──────── MATERIAL FOR THE TASK

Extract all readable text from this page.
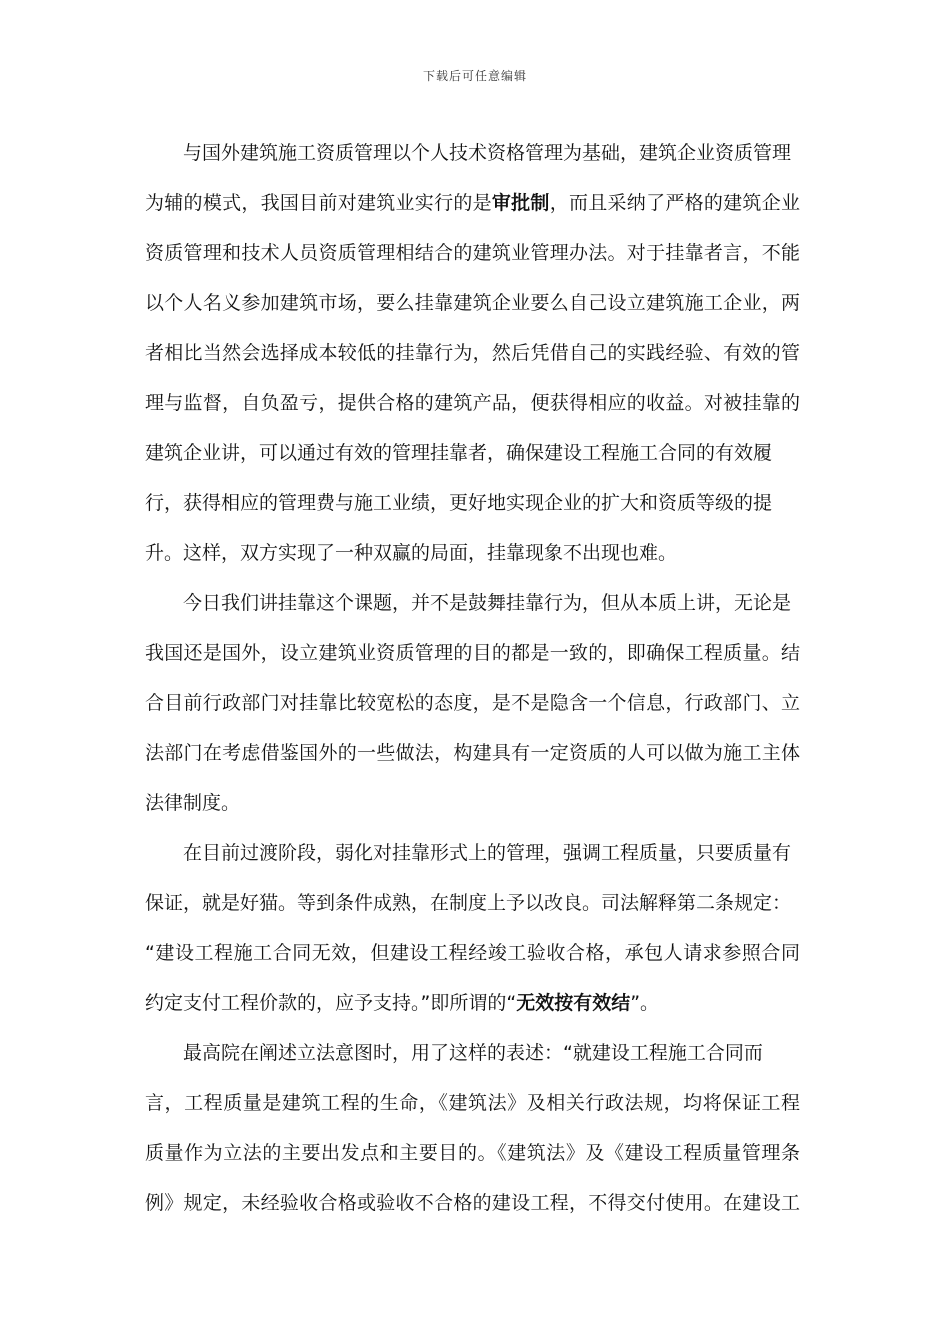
下载后可任意编辑
与国外建筑施工资质管理以个人技术资格管理为基础，建筑企业资质管理
为辅的模式，我国目前对建筑业实行的是审批制，而且采纳了严格的建筑企业
资质管理和技术人员资质管理相结合的建筑业管理办法。对于挂靠者言，不能
以个人名义参加建筑市场，要么挂靠建筑企业要么自己设立建筑施工企业，两
者相比当然会选择成本较低的挂靠行为，然后凭借自己的实践经验、有效的管
理与监督，自负盈亏，提供合格的建筑产品，便获得相应的收益。对被挂靠的
建筑企业讲，可以通过有效的管理挂靠者，确保建设工程施工合同的有效履
行，获得相应的管理费与施工业绩，更好地实现企业的扩大和资质等级的提
升。这样，双方实现了一种双赢的局面，挂靠现象不出现也难。
今日我们讲挂靠这个课题，并不是鼓舞挂靠行为，但从本质上讲，无论是
我国还是国外，设立建筑业资质管理的目的都是一致的，即确保工程质量。结
合目前行政部门对挂靠比较宽松的态度，是不是隐含一个信息，行政部门、立
法部门在考虑借鉴国外的一些做法，构建具有一定资质的人可以做为施工主体
法律制度。
在目前过渡阶段，弱化对挂靠形式上的管理，强调工程质量，只要质量有
保证，就是好猫。等到条件成熟，在制度上予以改良。司法解释第二条规定：
“建设工程施工合同无效，但建设工程经竣工验收合格，承包人请求参照合同
约定支付工程价款的，应予支持。”即所谓的“无效按有效结”。
最高院在阐述立法意图时，用了这样的表述：“就建设工程施工合同而
言，工程质量是建筑工程的生命，《建筑法》及相关行政法规，均将保证工程
质量作为立法的主要出发点和主要目的。《建筑法》及《建设工程质量管理条
例》规定，未经验收合格或验收不合格的建设工程，不得交付使用。在建设工
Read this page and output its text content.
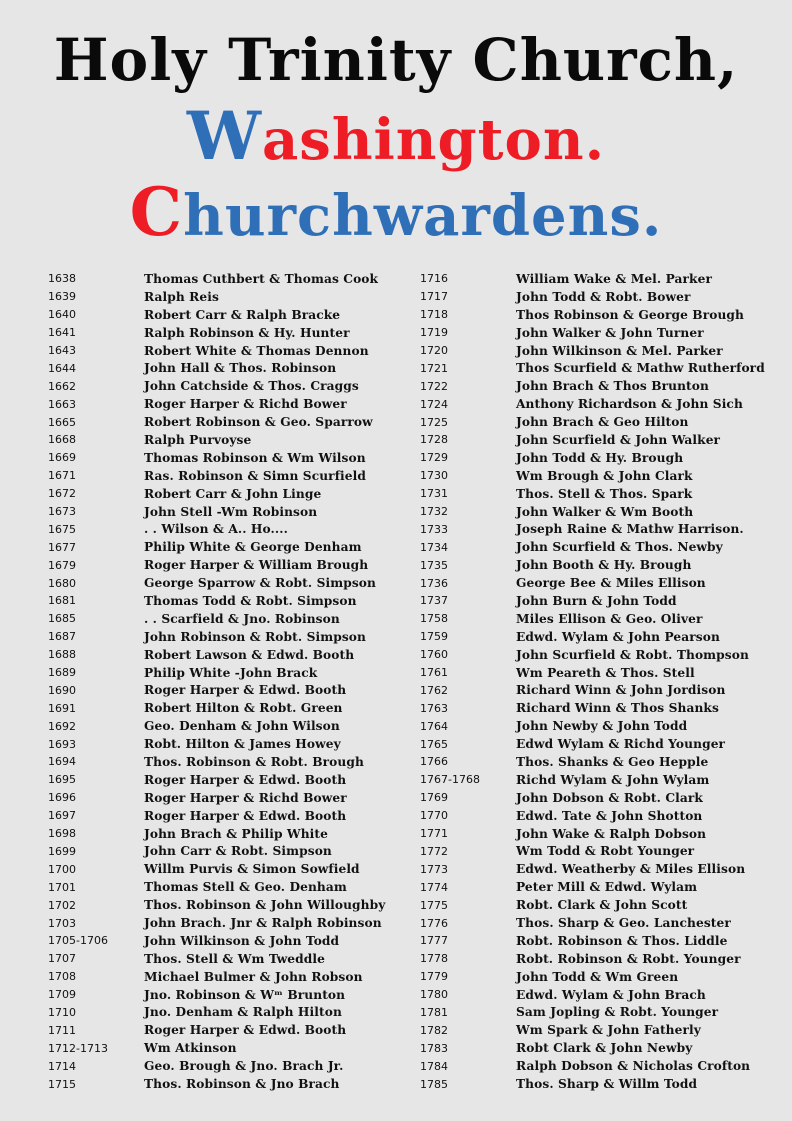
Holy Trinity Church,
Washington.
Churchwardens.
1638	Thomas Cuthbert & Thomas Cook
1639	Ralph Reis
1640	Robert Carr & Ralph Bracke
1641	Ralph Robinson & Hy. Hunter
1643	Robert White & Thomas Dennon
1644	John Hall & Thos. Robinson
1662	John Catchside & Thos. Craggs
1663	Roger Harper & Richd Bower
1665	Robert Robinson & Geo. Sparrow
1668	Ralph Purvoyse
1669	Thomas Robinson & Wm Wilson
1671	Ras. Robinson & Simn Scurfield
1672	Robert Carr & John Linge
1673	John Stell -Wm Robinson
1675	. . Wilson & A.. Ho....
1677	Philip White & George Denham
1679	Roger Harper & William Brough
1680	George Sparrow & Robt. Simpson
1681	Thomas Todd & Robt. Simpson
1685	. . Scarfield & Jno. Robinson
1687	John Robinson & Robt. Simpson
1688	Robert Lawson & Edwd. Booth
1689	Philip White -John Brack
1690	Roger Harper & Edwd. Booth
1691	Robert Hilton & Robt. Green
1692	Geo. Denham & John Wilson
1693	Robt. Hilton & James Howey
1694	Thos. Robinson & Robt. Brough
1695	Roger Harper & Edwd. Booth
1696	Roger Harper & Richd Bower
1697	Roger Harper & Edwd. Booth
1698	John Brach & Philip White
1699	John Carr & Robt. Simpson
1700	Willm Purvis & Simon Sowfield
1701	Thomas Stell & Geo. Denham
1702	Thos. Robinson & John Willoughby
1703	John Brach. Jnr & Ralph Robinson
1705-1706	John Wilkinson & John Todd
1707	Thos. Stell & Wm Tweddle
1708	Michael Bulmer & John Robson
1709	Jno. Robinson & Wᵐ Brunton
1710	Jno. Denham & Ralph Hilton
1711	Roger Harper & Edwd. Booth
1712-1713	Wm Atkinson
1714	Geo. Brough & Jno. Brach Jr.
1715	Thos. Robinson & Jno Brach
1716	William Wake & Mel. Parker
1717	John Todd & Robt. Bower
1718	Thos Robinson & George Brough
1719	John Walker & John Turner
1720	John Wilkinson & Mel. Parker
1721	Thos Scurfield & Mathw Rutherford
1722	John Brach & Thos Brunton
1724	Anthony Richardson & John Sich
1725	John Brach & Geo Hilton
1728	John Scurfield & John Walker
1729	John Todd & Hy. Brough
1730	Wm Brough & John Clark
1731	Thos. Stell & Thos. Spark
1732	John Walker & Wm Booth
1733	Joseph Raine & Mathw Harrison.
1734	John Scurfield & Thos. Newby
1735	John Booth & Hy. Brough
1736	George Bee & Miles Ellison
1737	John Burn & John Todd
1758	Miles Ellison & Geo. Oliver
1759	Edwd. Wylam & John Pearson
1760	John Scurfield & Robt. Thompson
1761	Wm Peareth & Thos. Stell
1762	Richard Winn & John Jordison
1763	Richard Winn & Thos Shanks
1764	John Newby & John Todd
1765	Edwd Wylam & Richd Younger
1766	Thos. Shanks & Geo Hepple
1767-1768	Richd Wylam & John Wylam
1769	John Dobson & Robt. Clark
1770	Edwd. Tate & John Shotton
1771	John Wake & Ralph Dobson
1772	Wm Todd & Robt Younger
1773	Edwd. Weatherby & Miles Ellison
1774	Peter Mill & Edwd. Wylam
1775	Robt. Clark & John Scott
1776	Thos. Sharp & Geo. Lanchester
1777	Robt. Robinson & Thos. Liddle
1778	Robt. Robinson & Robt. Younger
1779	John Todd & Wm Green
1780	Edwd. Wylam & John Brach
1781	Sam Jopling & Robt. Younger
1782	Wm Spark & John Fatherly
1783	Robt Clark & John Newby
1784	Ralph Dobson & Nicholas Crofton
1785	Thos. Sharp & Willm Todd
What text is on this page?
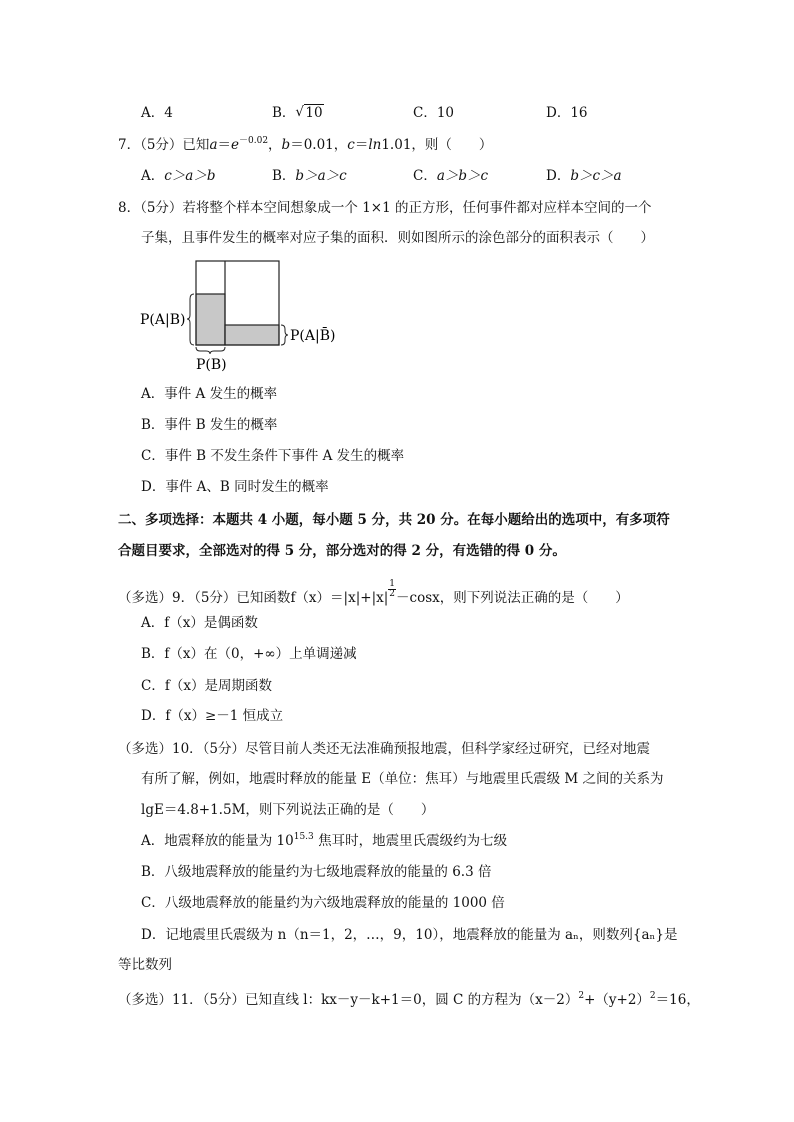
A．4	B．√ 10	C．10	D．16
7．（5分）已知$a=e^{-0.02}$，b＝0.01，c＝ln1.01，则（　　）
A．c＞a＞b	B．b＞a＞c	C．a＞b＞c	D．b＞c＞a
8．（5分）若将整个样本空间想象成一个 1×1 的正方形，任何事件都对应样本空间的一个
子集，且事件发生的概率对应子集的面积．则如图所示的涂色部分的面积表示（　　）
P(A|B)
P(A|B̄)
P(B)
A．事件 A 发生的概率
B．事件 B 发生的概率
C．事件 B 不发生条件下事件 A 发生的概率
D．事件 A、B 同时发生的概率
二、多项选择：本题共 4 小题，每小题 5 分，共 20 分。在每小题给出的选项中，有多项符
合题目要求，全部选对的得 5 分，部分选对的得 2 分，有选错的得 0 分。
（多选）9．（5分）已知函数$f(x)=|x|+|x| \frac{1}{2} -\cos x$，则下列说法正确的是（　　）
A．f（x）是偶函数
B．f（x）在（0，+∞）上单调递减
C．f（x）是周期函数
D．f（x）≥－1 恒成立
（多选）10．（5分）尽管目前人类还无法准确预报地震，但科学家经过研究，已经对地震
有所了解，例如，地震时释放的能量 E（单位：焦耳）与地震里氏震级 M 之间的关系为
lgE＝4.8+1.5M，则下列说法正确的是（　　）
A．地震释放的能量为 $10^{15.3}$ 焦耳时，地震里氏震级约为七级
B．八级地震释放的能量约为七级地震释放的能量的 6.3 倍
C．八级地震释放的能量约为六级地震释放的能量的 1000 倍
D．记地震里氏震级为 n（n＝1，2，…，9，10），地震释放的能量为 aₙ，则数列{aₙ}是
等比数列
（多选）11．（5分）已知直线 l：kx－y－k+1＝0，圆 C 的方程为$(x-2)^2+(y+2)^2=16$，
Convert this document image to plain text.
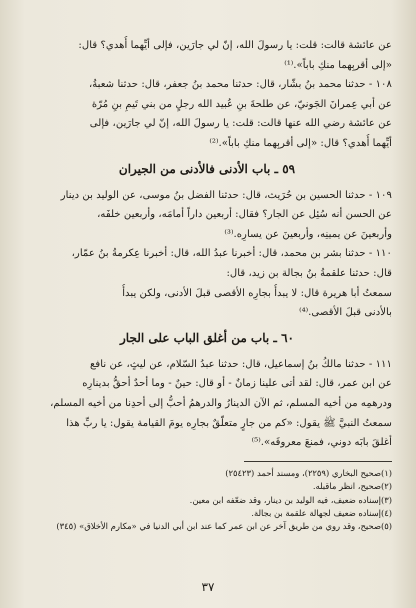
عن عائشة قالت: قلت: يا رسولَ الله، إنّ لي جارَين، فإلى أيِّهما أُهدي؟ قال:
«إلى أقربِهما منكِ باباً».⁽¹⁾
١٠٨ - حدثنا محمد بنُ بشّار، قال: حدثنا محمد بنُ جعفر، قال: حدثنا شعبةُ،
عن أبي عِمرانَ الجَونيّ، عن طلحةَ بنِ عُبيد الله رجلٍ من بني تَيمِ بنِ مُرّة
عن عائشة رضي الله عنها قالت: قلت: يا رسولَ الله، إنّ لي جارَين، فإلى
أيِّهما أُهدي؟ قال: «إلى أقربِهما منكِ باباً».⁽²⁾
٥٩ ـ باب الأدنى فالأدنى من الجيران
١٠٩ - حدثنا الحسين بن حُرَيث، قال: حدثنا الفضل بنُ موسى، عن الوليد بن دينار
عن الحسن أنه سُئِل عن الجار؟ فقال: أربعين داراً أمامَه، وأربعين خلفَه،
وأربعينَ عن يمينِه، وأربعينَ عن يسارِه.⁽³⁾
١١٠ - حدثنا بشر بن محمد، قال: أخبرنا عبدُ الله، قال: أخبرنا عِكرمةُ بنُ عمّار،
قال: حدثنا علقمةُ بنُ بجالة بن زيد، قال:
سمعتُ أبا هريرة قال: لا يبدأُ بجارِه الأقصى قبلَ الأدنى، ولكن يبدأُ
بالأدنى قبلَ الأقصى.⁽⁴⁾
٦٠ ـ باب من أغلق الباب على الجار
١١١ - حدثنا مالكُ بنُ إسماعيل، قال: حدثنا عبدُ السّلام، عن ليثٍ، عن نافع
عن ابن عمر، قال: لقد أتى علينا زمانٌ - أو قال: حينٌ - وما أحدٌ أحقُّ بدينارِه
ودرهمِه من أخيه المسلم، ثم الآن الدينارُ والدرهمُ أحبُّ إلى أحدِنا من أخيه المسلم،
سمعتُ النبيَّ ﷺ يقول: «كم من جارٍ متعلّقٌ بجارِه يومَ القيامة يقول: يا ربِّ هذا
أغلقَ بابَه دوني، فمنعَ معروفَه».⁽⁵⁾
(١)صحيح البخاري (٢٢٥٩)، ومسند أحمد (٢٥٤٢٣)
(٢)صحيح، انظر ماقبله.
(٣)إسناده ضعيف، فيه الوليد بن دينار، وقد ضعّفه ابن معين.
(٤)إسناده ضعيف لجهالة علقمة بن بجالة.
(٥)صحيح، وقد روي من طريق آخر عن ابن عمر كما عند ابن أبي الدنيا في «مكارم الأخلاق» (٣٤٥)
٣٧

────────────────

THE EXERCISE: From the line with "Convert this document image to plain text." down to the end of the entries, retype each line exactly as written, but drop the pictures.

FULL ANSWER:
Convert this document image to plain text.
عن عائشة قالت: قلت: يا رسولَ الله، إنّ لي جارَين، فإلى أيِّهما أُهدي؟ قال:
«إلى أقربِهما منكِ باباً».⁽¹⁾
١٠٨ - حدثنا محمد بنُ بشّار، قال: حدثنا محمد بنُ جعفر، قال: حدثنا شعبةُ،
عن أبي عِمرانَ الجَونيّ، عن طلحةَ بنِ عُبيد الله رجلٍ من بني تَيمِ بنِ مُرّة
عن عائشة رضي الله عنها قالت: قلت: يا رسولَ الله، إنّ لي جارَين، فإلى
أيِّهما أُهدي؟ قال: «إلى أقربِهما منكِ باباً».⁽²⁾
٥٩ ـ باب الأدنى فالأدنى من الجيران
١٠٩ - حدثنا الحسين بن حُرَيث، قال: حدثنا الفضل بنُ موسى، عن الوليد بن دينار
عن الحسن أنه سُئِل عن الجار؟ فقال: أربعين داراً أمامَه، وأربعين خلفَه،
وأربعينَ عن يمينِه، وأربعينَ عن يسارِه.⁽³⁾
١١٠ - حدثنا بشر بن محمد، قال: أخبرنا عبدُ الله، قال: أخبرنا عِكرمةُ بنُ عمّار،
قال: حدثنا علقمةُ بنُ بجالة بن زيد، قال:
سمعتُ أبا هريرة قال: لا يبدأُ بجارِه الأقصى قبلَ الأدنى، ولكن يبدأُ
بالأدنى قبلَ الأقصى.⁽⁴⁾
٦٠ ـ باب من أغلق الباب على الجار
١١١ - حدثنا مالكُ بنُ إسماعيل، قال: حدثنا عبدُ السّلام، عن ليثٍ، عن نافع
عن ابن عمر، قال: لقد أتى علينا زمانٌ - أو قال: حينٌ - وما أحدٌ أحقُّ بدينارِه
ودرهمِه من أخيه المسلم، ثم الآن الدينارُ والدرهمُ أحبُّ إلى أحدِنا من أخيه المسلم،
سمعتُ النبيَّ ﷺ يقول: «كم من جارٍ متعلّقٌ بجارِه يومَ القيامة يقول: يا ربِّ هذا
أغلقَ بابَه دوني، فمنعَ معروفَه».⁽⁵⁾
(١)صحيح البخاري (٢٢٥٩)، ومسند أحمد (٢٥٤٢٣)
(٢)صحيح، انظر ماقبله.
(٣)إسناده ضعيف، فيه الوليد بن دينار، وقد ضعّفه ابن معين.
(٤)إسناده ضعيف لجهالة علقمة بن بجالة.
(٥)صحيح، وقد روي من طريق آخر عن ابن عمر كما عند ابن أبي الدنيا في «مكارم الأخلاق» (٣٤٥)
٣٧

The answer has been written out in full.